### What you need to do
Extract every line of the material that holds the string "with".

☆ ☆ ☆ ☆ ☆ ☆ ☆

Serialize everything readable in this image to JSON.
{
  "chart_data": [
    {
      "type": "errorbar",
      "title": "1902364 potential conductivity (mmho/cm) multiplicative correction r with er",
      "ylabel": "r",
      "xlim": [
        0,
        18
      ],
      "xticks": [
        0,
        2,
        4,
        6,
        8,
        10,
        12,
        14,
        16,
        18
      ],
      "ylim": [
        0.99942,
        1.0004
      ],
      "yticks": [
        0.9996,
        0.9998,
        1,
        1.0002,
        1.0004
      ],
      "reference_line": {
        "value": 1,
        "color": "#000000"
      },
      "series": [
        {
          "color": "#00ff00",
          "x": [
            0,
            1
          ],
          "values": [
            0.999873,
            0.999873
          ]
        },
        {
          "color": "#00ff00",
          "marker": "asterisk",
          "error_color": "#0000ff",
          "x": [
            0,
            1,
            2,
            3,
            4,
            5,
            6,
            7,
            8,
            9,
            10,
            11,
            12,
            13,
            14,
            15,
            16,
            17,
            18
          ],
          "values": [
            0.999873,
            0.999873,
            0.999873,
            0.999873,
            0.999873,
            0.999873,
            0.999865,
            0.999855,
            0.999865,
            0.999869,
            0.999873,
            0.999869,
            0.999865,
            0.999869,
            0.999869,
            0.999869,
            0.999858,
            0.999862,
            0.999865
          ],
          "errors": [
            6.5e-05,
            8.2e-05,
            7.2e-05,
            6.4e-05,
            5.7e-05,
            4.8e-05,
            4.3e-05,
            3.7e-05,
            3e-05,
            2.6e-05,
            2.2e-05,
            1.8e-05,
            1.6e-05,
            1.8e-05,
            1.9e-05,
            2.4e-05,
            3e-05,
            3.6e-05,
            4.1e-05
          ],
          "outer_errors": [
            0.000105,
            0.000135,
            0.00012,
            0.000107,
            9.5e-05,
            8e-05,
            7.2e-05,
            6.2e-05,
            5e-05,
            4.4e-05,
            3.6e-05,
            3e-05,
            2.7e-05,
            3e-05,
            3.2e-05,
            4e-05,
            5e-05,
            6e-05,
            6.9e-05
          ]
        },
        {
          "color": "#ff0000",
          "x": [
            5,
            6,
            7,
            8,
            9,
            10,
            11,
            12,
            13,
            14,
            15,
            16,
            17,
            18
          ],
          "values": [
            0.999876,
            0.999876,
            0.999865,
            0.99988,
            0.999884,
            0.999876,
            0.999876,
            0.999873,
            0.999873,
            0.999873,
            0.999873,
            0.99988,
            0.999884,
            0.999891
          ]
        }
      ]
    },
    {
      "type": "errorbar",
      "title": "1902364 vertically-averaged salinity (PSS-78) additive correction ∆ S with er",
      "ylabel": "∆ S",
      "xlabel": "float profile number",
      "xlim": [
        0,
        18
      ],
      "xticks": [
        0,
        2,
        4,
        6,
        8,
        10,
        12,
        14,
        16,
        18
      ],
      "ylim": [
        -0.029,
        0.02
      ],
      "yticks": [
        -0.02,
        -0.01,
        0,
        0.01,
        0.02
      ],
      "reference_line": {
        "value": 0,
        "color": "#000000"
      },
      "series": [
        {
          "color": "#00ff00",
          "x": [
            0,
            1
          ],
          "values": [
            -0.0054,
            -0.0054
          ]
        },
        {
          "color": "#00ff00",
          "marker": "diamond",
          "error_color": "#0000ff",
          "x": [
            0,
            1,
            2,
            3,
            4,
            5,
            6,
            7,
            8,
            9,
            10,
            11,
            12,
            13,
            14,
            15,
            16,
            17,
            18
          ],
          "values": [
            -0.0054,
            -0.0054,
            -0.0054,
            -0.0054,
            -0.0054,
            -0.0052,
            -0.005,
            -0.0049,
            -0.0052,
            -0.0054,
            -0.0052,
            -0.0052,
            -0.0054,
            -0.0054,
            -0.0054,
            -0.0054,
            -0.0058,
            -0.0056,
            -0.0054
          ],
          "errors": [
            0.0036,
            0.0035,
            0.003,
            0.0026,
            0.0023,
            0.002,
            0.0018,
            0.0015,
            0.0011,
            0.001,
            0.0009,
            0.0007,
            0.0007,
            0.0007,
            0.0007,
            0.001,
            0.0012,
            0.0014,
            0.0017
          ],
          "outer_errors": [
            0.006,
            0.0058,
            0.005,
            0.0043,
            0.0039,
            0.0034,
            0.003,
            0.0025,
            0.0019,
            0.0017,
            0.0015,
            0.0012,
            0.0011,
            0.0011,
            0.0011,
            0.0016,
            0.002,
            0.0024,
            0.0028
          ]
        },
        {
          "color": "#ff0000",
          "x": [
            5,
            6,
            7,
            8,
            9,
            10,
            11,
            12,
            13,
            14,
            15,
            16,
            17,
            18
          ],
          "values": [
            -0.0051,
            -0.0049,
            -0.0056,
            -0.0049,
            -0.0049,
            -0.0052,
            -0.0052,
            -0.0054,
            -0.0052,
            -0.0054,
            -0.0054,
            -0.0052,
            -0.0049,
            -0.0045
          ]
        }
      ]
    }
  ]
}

☆ ☆ ☆ ☆ ☆ ☆ ☆

### Completed exercise
      "title": "1902364 potential conductivity (mmho/cm) multiplicative correction r with er",
      "title": "1902364 vertically-averaged salinity (PSS-78) additive correction ∆ S with er",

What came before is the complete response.